— start LISTED ENTRIES —

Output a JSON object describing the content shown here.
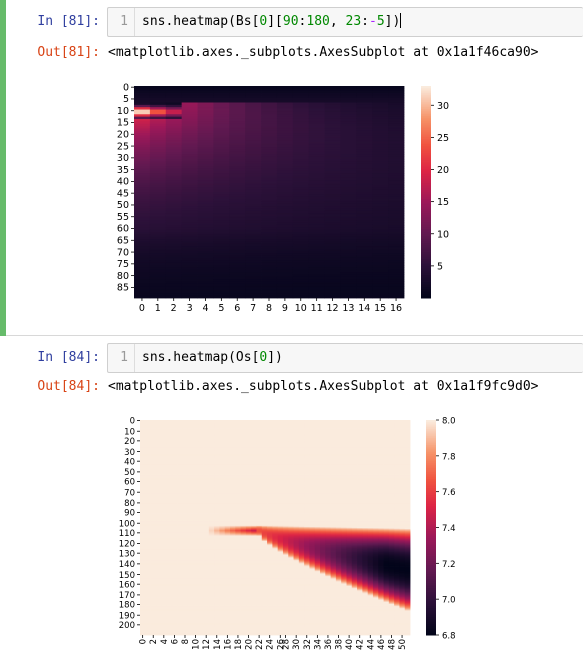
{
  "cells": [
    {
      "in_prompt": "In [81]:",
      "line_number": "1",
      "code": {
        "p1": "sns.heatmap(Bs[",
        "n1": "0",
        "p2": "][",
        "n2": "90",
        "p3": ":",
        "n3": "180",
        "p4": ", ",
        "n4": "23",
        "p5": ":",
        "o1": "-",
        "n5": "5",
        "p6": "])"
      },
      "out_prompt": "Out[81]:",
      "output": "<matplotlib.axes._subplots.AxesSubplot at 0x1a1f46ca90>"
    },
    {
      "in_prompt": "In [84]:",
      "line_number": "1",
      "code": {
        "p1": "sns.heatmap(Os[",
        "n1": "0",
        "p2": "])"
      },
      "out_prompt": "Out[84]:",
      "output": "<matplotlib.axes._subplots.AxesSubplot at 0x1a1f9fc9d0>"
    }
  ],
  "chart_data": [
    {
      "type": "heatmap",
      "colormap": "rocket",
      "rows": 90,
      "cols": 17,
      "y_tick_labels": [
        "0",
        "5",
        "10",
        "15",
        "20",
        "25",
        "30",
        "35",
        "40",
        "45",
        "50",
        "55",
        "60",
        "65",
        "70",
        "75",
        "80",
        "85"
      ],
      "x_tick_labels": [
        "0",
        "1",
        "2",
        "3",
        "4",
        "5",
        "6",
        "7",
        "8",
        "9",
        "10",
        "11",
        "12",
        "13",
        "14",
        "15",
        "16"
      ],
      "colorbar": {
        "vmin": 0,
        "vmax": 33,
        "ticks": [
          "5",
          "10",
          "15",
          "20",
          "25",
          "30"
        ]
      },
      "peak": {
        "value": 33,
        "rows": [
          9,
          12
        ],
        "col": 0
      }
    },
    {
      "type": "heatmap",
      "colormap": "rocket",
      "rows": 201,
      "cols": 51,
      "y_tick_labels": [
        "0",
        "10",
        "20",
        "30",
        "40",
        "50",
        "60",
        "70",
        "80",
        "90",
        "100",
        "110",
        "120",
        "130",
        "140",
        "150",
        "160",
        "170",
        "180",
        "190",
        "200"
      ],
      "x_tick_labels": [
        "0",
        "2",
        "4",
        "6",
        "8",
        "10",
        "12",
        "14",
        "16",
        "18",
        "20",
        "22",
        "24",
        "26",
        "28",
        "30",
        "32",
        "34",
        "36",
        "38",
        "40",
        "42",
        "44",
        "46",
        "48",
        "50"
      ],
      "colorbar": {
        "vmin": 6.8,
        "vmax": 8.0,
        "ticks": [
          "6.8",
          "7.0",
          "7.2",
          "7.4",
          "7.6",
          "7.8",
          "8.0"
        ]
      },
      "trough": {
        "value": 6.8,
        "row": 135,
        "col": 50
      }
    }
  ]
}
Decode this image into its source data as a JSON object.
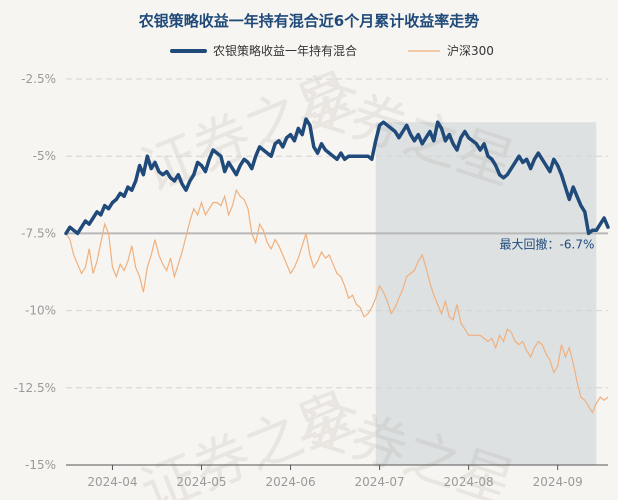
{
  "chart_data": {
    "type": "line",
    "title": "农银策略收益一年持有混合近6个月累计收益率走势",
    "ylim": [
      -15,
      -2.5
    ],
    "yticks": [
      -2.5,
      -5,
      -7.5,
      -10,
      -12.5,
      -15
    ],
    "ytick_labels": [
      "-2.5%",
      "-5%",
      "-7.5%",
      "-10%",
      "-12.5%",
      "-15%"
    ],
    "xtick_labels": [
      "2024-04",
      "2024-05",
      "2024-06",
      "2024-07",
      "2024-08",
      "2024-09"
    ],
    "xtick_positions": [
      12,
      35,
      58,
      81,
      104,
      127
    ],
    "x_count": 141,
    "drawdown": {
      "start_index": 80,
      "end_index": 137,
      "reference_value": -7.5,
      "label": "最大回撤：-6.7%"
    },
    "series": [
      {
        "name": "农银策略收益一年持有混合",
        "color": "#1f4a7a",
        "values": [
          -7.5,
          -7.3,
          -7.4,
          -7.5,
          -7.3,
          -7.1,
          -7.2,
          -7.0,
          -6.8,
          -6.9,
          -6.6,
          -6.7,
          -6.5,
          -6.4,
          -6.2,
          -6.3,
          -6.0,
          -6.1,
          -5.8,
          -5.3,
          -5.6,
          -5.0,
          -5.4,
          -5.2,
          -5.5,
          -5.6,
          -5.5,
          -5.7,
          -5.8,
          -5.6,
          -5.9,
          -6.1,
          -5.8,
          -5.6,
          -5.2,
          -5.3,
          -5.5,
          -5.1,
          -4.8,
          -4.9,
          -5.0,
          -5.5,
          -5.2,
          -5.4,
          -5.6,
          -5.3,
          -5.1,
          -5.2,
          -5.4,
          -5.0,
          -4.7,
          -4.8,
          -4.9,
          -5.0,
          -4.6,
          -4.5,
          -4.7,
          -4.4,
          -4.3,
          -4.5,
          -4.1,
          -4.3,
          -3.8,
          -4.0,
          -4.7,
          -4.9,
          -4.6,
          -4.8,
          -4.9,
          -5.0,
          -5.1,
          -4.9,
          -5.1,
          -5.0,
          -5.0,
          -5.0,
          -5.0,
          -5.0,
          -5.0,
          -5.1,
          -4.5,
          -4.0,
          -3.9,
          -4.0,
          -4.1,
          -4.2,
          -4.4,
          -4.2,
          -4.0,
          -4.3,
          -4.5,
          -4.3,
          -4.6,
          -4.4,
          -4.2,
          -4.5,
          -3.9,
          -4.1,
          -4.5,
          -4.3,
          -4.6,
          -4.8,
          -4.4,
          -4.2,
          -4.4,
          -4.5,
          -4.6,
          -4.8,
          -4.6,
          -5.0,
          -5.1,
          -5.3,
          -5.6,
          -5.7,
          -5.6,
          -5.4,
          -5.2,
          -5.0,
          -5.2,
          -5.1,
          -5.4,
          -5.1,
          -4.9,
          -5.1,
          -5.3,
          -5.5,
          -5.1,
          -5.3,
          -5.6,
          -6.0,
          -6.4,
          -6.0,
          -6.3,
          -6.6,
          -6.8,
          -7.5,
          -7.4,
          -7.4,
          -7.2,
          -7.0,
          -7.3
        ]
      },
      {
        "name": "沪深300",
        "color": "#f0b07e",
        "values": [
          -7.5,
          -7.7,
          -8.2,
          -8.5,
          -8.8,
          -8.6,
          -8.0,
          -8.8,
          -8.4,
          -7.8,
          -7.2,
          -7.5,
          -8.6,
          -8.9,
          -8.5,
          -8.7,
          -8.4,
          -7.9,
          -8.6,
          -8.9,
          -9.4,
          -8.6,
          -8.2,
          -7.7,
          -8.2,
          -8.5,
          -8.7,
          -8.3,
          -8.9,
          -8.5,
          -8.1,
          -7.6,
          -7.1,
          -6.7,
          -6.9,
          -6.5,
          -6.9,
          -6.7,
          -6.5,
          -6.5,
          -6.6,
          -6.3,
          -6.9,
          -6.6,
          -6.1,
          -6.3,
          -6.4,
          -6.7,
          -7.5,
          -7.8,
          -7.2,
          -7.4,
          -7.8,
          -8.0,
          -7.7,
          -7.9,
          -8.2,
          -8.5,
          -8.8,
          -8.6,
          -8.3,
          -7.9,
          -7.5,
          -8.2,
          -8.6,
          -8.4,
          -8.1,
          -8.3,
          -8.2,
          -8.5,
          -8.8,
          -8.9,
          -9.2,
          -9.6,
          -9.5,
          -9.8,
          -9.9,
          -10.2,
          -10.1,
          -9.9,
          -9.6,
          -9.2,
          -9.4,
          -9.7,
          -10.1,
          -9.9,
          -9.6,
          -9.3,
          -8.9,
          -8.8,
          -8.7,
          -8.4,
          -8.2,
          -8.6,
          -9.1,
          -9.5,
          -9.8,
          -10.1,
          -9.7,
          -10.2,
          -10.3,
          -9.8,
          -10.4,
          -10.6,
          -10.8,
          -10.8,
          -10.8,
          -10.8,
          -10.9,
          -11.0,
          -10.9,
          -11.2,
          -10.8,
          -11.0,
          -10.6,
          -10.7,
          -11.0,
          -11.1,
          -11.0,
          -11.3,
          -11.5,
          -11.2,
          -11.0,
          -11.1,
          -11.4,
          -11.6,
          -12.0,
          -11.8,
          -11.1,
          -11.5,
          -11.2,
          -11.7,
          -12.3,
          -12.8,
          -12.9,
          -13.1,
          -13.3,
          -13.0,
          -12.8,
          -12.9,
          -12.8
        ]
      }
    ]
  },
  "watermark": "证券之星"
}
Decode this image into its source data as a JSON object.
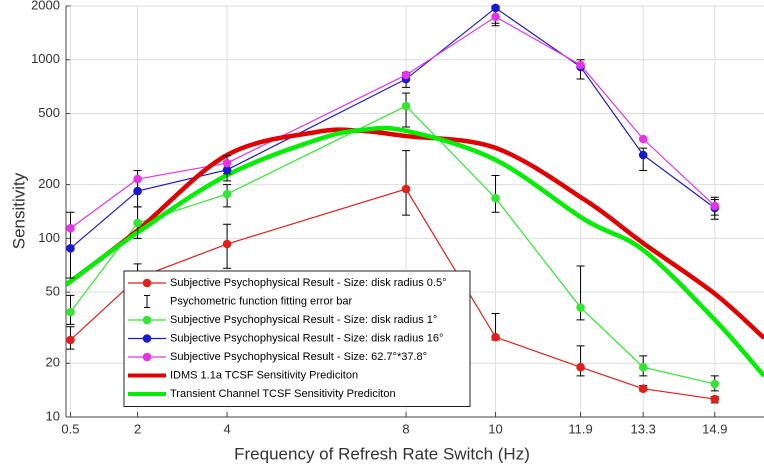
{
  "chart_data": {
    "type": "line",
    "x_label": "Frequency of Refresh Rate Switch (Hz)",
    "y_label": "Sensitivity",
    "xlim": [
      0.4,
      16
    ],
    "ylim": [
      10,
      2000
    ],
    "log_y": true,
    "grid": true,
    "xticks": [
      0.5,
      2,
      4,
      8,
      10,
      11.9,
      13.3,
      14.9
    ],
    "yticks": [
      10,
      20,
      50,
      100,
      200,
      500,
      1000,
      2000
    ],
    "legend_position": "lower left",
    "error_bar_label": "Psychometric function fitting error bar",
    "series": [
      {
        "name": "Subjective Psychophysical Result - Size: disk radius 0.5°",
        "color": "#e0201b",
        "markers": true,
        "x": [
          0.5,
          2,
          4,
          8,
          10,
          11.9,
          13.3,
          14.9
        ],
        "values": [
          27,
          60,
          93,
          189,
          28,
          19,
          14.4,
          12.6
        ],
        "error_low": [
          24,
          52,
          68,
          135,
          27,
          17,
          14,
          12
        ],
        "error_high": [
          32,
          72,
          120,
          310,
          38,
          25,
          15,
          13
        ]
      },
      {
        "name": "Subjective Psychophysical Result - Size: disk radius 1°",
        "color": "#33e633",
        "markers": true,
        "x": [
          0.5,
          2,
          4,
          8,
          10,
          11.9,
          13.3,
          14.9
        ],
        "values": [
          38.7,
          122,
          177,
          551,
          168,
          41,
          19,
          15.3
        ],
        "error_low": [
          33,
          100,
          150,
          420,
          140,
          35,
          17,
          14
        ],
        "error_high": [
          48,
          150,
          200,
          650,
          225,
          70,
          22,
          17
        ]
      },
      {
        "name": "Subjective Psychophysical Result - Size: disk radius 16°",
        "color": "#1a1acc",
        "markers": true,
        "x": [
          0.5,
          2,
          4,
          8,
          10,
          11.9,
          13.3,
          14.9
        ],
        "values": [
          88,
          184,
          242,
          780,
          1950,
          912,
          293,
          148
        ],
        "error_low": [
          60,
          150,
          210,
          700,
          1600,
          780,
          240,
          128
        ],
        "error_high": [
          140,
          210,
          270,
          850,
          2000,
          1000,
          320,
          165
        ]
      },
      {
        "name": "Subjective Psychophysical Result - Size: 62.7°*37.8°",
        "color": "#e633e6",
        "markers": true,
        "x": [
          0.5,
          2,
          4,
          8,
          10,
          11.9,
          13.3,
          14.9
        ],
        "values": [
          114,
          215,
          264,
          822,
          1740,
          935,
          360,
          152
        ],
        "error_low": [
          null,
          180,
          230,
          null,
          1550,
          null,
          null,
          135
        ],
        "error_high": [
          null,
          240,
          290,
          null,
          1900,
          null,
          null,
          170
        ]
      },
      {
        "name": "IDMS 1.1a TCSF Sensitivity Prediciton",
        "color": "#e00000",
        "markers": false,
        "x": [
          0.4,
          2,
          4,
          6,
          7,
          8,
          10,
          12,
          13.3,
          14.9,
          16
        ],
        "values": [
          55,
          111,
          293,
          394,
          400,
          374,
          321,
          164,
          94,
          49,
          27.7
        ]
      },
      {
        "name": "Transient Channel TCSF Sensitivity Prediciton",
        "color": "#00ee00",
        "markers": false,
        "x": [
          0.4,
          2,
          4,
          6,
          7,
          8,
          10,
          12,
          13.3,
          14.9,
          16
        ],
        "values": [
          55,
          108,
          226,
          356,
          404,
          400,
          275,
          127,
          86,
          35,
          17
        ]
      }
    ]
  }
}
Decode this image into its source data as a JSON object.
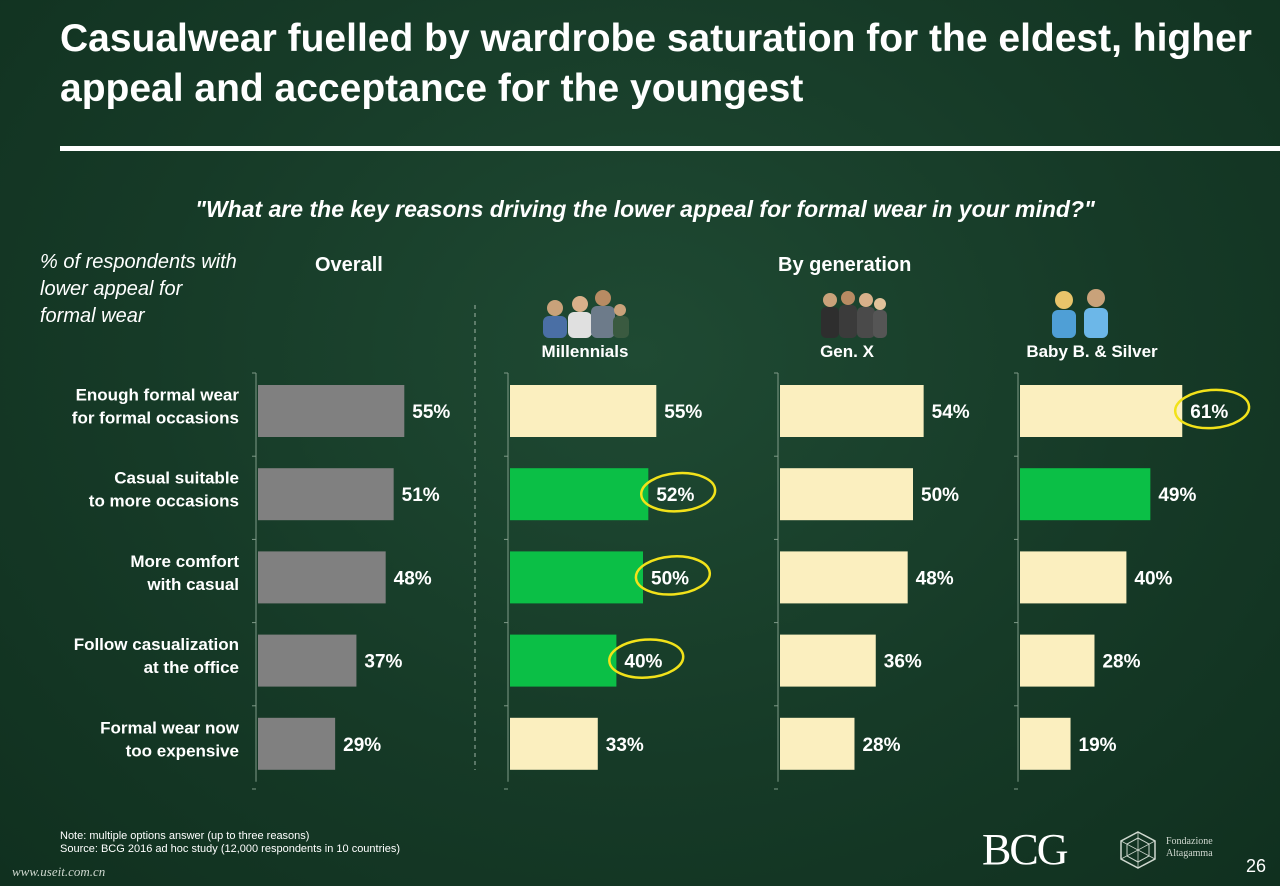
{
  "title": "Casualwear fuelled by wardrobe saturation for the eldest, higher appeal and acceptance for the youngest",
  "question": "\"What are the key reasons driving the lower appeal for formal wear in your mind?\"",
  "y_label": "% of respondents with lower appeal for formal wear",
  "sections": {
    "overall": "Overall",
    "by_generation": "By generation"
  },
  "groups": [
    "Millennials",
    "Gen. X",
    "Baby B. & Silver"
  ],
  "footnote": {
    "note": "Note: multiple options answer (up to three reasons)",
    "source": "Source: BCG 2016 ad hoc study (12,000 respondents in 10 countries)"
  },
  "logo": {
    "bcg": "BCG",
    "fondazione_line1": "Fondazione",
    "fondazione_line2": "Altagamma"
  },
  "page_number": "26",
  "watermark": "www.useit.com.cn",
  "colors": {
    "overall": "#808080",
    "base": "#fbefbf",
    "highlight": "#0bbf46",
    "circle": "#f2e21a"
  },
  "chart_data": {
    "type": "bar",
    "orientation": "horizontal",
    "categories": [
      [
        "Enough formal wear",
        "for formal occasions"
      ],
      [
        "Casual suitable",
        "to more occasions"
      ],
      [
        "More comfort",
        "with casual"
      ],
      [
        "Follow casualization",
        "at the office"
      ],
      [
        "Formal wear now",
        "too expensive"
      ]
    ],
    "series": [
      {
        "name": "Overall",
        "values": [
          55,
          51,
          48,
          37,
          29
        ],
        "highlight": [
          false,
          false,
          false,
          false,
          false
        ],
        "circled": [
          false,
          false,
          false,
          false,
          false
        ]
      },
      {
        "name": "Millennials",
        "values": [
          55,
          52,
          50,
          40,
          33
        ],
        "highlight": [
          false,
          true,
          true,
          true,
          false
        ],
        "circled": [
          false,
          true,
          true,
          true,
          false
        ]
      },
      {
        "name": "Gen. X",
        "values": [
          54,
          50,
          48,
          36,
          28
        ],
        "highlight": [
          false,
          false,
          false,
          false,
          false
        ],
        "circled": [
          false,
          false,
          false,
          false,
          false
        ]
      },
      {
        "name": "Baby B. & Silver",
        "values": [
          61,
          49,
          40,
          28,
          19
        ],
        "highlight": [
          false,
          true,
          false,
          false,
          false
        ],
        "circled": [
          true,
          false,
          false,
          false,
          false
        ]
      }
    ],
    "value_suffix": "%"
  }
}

— end LISTED ENTRIES —

● **SET EXERCISE**
How many lines of the records contain the string "name"? Respond with the number alone.

● **ANSWER FOR THE TASK**
12